## Dataset content
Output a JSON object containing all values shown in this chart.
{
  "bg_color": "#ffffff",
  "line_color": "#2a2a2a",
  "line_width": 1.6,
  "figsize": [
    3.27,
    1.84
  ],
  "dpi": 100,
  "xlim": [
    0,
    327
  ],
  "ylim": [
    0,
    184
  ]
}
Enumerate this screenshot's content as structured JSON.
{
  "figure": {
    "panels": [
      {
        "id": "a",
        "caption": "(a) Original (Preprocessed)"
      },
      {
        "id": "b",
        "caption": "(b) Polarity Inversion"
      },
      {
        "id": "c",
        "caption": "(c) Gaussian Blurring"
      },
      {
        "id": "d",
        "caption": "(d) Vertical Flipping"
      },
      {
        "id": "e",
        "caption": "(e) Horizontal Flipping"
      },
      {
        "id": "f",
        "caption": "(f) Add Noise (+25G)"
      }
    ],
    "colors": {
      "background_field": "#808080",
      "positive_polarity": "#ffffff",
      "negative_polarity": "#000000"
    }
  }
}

## Required task
Reproduce the entries above exactly.

## Task answer
Output a JSON object containing all values shown in this chart.
{
  "bg_color": "#ffffff",
  "line_color": "#2a2a2a",
  "line_width": 1.6,
  "figsize": [
    3.27,
    1.84
  ],
  "dpi": 100,
  "xlim": [
    0,
    327
  ],
  "ylim": [
    0,
    184
  ]
}
Enumerate this screenshot's content as structured JSON.
{
  "figure": {
    "panels": [
      {
        "id": "a",
        "caption": "(a) Original (Preprocessed)"
      },
      {
        "id": "b",
        "caption": "(b) Polarity Inversion"
      },
      {
        "id": "c",
        "caption": "(c) Gaussian Blurring"
      },
      {
        "id": "d",
        "caption": "(d) Vertical Flipping"
      },
      {
        "id": "e",
        "caption": "(e) Horizontal Flipping"
      },
      {
        "id": "f",
        "caption": "(f) Add Noise (+25G)"
      }
    ],
    "colors": {
      "background_field": "#808080",
      "positive_polarity": "#ffffff",
      "negative_polarity": "#000000"
    }
  }
}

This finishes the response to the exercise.